Exercises.
[1] According to the article on Burger King's "whopper" dispute, how long had the Nelson takeaway's burger been on its menu before someone told Burger King?
[2] Transcribe the Burger King article starting with "A burger place" and going on through "threatening to sue.".

Burger King Threatens To Sue Small NZ Burger Place Over "Whopper"

A burger place in Nelson, NZ called “Seabreeze City Takeaways,” had a burger on their menu called the “whopper,” for 12 years before someone told Burger King, and now the chain is threatening to sue.

Burger King owns the “whopper” trademark and aren’t amused to find out that another restaurant, however small, is using it.

BK’s lawyers contacted the restaurant and informed them that:

“[Burger King] is very concerned that consumers, on seeing your use of the whopper mark, will assume that it is part of our client’s whopper brand or that your takeaway shop is otherwise associated with our client.”

The owners were given until 5pm on May 13 to remove the Whopper from the menu before Burger King considers “further legal options” to protect its “valuable intellectual property rights”.

Despite the fact that Burger King really does own the trademark, the restaurant owners want a fight.

Annotated element listings
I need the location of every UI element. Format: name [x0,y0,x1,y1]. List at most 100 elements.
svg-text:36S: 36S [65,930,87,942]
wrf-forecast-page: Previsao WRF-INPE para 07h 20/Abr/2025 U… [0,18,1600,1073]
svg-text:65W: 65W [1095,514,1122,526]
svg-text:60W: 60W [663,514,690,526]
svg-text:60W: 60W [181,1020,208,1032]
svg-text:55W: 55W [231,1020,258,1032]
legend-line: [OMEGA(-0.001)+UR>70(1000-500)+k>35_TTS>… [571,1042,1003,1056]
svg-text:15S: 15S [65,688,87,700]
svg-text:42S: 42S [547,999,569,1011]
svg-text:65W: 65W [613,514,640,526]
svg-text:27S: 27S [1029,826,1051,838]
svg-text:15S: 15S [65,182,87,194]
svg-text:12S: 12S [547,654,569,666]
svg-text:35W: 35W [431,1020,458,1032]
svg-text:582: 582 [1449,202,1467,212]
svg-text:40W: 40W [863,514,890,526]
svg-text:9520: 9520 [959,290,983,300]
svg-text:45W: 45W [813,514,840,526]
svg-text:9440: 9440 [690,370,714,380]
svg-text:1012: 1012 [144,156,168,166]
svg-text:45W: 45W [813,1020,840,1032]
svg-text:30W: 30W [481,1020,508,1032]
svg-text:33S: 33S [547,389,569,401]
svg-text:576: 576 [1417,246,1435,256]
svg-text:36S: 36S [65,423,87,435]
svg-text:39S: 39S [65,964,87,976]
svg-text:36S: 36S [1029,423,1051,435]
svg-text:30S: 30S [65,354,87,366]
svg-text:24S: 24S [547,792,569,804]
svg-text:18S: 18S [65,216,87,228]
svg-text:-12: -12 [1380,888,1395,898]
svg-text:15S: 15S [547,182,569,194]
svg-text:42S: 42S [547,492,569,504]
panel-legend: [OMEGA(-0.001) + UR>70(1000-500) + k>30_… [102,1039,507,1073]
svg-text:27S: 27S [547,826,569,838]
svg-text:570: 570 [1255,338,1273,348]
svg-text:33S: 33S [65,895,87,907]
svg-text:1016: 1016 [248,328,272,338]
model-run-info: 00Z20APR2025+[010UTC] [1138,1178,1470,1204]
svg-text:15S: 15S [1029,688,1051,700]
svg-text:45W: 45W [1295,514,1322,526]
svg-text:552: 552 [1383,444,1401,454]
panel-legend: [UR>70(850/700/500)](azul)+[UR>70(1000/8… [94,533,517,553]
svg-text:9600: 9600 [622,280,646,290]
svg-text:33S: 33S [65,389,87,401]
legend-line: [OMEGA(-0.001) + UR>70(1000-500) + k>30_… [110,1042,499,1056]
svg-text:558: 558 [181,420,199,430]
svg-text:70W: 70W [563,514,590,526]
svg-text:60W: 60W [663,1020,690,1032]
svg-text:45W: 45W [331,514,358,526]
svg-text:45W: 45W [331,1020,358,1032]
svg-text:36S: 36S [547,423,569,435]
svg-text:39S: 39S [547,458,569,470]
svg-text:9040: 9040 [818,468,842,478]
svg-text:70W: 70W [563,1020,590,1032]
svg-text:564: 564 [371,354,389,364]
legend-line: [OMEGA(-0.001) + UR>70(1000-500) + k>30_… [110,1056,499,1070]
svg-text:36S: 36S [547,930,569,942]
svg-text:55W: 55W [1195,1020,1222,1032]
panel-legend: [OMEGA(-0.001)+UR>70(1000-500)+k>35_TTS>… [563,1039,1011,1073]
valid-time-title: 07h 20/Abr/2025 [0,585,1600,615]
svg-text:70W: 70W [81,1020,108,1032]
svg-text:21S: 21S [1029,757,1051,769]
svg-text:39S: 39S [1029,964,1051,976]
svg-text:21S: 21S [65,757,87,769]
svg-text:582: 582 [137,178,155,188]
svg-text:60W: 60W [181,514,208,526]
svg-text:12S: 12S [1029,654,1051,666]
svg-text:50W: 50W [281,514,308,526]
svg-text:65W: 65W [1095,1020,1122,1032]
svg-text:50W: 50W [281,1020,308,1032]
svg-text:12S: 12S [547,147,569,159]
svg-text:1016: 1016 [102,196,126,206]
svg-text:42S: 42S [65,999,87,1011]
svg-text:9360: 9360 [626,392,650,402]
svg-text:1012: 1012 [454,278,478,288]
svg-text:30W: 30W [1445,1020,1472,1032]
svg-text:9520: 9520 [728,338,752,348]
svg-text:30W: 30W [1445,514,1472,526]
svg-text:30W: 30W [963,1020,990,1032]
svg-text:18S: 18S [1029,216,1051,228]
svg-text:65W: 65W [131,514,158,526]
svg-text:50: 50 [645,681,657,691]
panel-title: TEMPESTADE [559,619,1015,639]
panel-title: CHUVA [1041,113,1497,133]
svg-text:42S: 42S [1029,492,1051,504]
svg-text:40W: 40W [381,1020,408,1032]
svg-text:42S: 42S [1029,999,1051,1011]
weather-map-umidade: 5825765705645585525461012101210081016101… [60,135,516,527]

Task answers.
[1] 12 years.

[2]
A burger place in Nelson, NZ called “Seabreeze City Takeaways,” had a burger on their menu called the “whopper,” for 12 years before someone told Burger King, and now the chain is threatening to sue.